Stored records
★ ★ ★
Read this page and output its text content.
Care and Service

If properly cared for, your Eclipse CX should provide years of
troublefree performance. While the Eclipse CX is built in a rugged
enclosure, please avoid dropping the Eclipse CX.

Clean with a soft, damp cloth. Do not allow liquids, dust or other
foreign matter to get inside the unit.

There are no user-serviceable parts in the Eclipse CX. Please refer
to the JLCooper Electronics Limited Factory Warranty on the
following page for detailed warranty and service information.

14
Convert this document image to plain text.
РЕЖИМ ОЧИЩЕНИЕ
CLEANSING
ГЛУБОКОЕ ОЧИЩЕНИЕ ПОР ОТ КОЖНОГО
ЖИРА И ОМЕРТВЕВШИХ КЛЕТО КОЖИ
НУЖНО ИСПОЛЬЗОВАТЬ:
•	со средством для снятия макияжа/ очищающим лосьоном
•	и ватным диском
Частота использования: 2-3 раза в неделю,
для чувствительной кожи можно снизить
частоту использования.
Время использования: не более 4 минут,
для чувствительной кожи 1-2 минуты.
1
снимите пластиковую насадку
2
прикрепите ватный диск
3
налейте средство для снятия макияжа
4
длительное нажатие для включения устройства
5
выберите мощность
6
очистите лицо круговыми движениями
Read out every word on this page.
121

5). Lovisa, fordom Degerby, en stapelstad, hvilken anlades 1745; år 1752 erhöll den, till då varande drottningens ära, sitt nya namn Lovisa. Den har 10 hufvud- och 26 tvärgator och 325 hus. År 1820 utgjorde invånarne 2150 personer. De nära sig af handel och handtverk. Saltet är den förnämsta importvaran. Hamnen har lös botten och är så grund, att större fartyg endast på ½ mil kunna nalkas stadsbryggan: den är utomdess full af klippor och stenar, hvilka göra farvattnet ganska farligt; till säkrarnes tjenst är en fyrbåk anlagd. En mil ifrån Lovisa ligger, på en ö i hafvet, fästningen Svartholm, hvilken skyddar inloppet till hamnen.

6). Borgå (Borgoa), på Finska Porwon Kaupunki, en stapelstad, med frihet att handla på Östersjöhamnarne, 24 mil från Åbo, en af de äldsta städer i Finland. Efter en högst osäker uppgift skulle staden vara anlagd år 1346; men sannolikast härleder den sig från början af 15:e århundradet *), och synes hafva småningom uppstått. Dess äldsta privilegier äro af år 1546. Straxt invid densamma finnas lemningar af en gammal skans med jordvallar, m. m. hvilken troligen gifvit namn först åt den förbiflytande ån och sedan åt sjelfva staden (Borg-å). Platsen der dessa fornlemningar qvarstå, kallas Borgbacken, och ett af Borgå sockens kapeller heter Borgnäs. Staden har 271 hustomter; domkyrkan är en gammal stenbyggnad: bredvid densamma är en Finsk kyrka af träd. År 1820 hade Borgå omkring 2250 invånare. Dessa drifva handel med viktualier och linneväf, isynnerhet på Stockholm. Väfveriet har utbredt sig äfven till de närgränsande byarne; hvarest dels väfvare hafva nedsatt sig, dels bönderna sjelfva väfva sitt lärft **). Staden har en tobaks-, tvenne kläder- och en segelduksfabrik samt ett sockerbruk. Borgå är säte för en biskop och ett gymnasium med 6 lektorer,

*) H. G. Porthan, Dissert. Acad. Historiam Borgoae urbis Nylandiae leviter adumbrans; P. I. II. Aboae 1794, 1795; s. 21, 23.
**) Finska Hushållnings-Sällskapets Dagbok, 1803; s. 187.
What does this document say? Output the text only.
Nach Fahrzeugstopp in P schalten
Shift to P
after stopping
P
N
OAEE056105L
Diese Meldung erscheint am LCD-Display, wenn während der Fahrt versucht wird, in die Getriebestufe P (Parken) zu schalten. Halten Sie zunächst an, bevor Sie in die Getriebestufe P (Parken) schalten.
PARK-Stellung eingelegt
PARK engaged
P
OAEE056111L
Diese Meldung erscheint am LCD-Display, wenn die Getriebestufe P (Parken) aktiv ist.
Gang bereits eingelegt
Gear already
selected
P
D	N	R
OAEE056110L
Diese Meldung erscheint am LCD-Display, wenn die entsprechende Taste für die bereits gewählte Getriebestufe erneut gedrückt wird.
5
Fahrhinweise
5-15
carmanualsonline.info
★ ★ ★
PROBLEM REQUIREMENTS
Examine the entries and report how many of their lines contain the string "this", giving no more than the number.

WRITTEN RESPONSE
4